§ Dataset records
+++

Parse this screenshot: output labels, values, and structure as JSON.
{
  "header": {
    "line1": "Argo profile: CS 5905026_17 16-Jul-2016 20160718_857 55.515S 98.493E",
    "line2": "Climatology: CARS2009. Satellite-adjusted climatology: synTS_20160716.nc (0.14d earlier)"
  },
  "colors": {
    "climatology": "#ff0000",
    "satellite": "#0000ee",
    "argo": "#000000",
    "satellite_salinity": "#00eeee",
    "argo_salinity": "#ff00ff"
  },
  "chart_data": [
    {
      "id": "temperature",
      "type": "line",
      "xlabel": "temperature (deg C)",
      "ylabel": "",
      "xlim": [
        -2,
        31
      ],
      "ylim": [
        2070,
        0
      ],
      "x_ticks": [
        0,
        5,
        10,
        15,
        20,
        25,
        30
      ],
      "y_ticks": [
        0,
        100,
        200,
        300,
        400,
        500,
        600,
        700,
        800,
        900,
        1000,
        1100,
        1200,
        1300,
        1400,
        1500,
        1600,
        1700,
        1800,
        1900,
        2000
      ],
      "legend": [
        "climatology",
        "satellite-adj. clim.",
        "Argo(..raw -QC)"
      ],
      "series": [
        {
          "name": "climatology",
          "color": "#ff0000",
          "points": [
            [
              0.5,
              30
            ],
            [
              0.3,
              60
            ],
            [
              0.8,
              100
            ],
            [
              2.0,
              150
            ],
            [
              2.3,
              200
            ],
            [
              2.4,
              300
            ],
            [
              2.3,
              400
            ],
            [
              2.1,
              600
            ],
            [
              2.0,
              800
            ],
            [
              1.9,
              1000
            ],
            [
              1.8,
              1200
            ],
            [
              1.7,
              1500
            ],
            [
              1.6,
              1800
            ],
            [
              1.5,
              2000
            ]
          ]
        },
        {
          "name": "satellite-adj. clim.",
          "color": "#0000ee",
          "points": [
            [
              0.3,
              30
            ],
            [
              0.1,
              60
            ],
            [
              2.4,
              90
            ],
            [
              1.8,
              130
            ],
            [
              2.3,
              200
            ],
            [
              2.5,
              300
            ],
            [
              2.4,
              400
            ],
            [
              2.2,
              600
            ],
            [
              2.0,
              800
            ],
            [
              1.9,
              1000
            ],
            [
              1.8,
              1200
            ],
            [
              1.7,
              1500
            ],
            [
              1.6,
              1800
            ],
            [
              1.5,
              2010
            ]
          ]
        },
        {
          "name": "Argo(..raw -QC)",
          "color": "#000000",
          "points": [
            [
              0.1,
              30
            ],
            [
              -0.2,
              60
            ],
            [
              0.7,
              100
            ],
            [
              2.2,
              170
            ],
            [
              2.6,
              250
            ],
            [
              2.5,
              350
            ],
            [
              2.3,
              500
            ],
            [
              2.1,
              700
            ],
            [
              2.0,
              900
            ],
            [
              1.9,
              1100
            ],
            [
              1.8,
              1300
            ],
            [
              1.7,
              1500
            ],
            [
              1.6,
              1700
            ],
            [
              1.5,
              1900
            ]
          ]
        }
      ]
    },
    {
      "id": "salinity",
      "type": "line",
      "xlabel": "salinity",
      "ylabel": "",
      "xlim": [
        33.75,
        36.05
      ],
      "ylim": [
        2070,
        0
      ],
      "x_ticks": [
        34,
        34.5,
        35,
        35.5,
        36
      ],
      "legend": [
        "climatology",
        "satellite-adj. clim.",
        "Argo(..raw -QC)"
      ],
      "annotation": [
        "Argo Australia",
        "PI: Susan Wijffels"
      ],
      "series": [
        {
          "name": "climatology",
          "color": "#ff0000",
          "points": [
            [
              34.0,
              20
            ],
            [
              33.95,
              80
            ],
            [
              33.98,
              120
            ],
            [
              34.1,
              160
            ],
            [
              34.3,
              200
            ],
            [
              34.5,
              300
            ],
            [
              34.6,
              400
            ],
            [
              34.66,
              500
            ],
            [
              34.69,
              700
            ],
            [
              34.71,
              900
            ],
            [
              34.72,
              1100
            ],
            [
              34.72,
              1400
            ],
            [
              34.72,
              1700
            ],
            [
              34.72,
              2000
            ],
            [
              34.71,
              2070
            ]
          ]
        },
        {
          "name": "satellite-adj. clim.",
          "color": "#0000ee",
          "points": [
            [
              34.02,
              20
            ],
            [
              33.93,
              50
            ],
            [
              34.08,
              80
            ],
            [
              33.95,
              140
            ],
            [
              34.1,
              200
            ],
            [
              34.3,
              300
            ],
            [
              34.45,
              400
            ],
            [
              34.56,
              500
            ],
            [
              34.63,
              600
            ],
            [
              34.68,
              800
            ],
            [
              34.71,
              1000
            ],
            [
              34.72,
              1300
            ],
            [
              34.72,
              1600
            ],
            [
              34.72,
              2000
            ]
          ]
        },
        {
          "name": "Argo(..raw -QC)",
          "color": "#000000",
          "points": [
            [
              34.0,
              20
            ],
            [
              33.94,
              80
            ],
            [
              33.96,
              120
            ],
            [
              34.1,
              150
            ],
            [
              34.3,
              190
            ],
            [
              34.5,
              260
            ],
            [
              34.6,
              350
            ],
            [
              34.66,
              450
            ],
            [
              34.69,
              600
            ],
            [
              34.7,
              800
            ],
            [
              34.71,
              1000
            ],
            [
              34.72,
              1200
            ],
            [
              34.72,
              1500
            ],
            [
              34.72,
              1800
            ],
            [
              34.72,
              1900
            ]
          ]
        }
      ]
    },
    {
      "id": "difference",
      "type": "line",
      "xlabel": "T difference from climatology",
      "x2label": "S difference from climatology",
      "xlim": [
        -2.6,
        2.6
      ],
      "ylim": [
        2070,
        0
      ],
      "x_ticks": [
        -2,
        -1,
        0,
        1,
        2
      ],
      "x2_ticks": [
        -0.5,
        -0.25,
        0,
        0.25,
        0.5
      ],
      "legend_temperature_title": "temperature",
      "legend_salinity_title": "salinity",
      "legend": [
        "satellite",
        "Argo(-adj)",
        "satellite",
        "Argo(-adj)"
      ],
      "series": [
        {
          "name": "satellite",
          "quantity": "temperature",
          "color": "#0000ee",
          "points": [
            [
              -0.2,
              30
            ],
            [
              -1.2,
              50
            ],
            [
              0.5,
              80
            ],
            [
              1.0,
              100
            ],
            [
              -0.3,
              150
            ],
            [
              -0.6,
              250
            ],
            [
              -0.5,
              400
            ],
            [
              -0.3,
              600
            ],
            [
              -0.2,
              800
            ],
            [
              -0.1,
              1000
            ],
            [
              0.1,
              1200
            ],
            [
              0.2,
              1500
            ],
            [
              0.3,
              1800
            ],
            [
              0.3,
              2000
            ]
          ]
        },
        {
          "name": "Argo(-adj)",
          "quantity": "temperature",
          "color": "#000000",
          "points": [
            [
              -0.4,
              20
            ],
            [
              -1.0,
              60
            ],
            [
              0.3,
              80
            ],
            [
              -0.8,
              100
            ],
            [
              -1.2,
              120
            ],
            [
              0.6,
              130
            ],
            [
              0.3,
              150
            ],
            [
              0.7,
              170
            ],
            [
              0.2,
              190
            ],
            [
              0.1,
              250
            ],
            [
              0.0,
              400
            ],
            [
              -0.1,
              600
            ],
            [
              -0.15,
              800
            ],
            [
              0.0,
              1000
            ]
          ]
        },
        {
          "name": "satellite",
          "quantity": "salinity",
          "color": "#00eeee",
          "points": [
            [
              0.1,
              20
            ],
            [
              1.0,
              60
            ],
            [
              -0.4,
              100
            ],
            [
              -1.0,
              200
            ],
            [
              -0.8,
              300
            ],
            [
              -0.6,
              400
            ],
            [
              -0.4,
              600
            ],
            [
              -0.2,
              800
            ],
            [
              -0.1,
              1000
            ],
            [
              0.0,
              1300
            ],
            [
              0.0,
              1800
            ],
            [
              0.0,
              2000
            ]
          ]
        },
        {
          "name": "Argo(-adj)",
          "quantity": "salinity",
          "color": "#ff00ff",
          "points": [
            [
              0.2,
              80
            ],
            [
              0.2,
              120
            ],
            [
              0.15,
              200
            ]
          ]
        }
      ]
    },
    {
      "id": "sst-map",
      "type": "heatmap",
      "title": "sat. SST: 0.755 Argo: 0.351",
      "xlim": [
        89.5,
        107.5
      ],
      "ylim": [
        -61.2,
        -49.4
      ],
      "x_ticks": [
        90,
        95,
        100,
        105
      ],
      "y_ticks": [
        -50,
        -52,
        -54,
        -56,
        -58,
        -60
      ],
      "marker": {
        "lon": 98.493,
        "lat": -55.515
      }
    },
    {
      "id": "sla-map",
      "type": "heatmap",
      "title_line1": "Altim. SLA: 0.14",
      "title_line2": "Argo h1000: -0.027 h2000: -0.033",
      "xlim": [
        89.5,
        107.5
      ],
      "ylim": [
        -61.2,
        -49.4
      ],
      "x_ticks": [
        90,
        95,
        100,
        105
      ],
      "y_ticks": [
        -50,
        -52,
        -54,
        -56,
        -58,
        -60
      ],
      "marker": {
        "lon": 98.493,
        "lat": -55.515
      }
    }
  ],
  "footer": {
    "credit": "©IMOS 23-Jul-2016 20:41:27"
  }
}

+++

§ Problem
Gather all lines with the string "temperature" from the data.

§ Solution to this problem
      "id": "temperature",
      "xlabel": "temperature (deg C)",
      "legend_temperature_title": "temperature",
          "quantity": "temperature",
          "quantity": "temperature",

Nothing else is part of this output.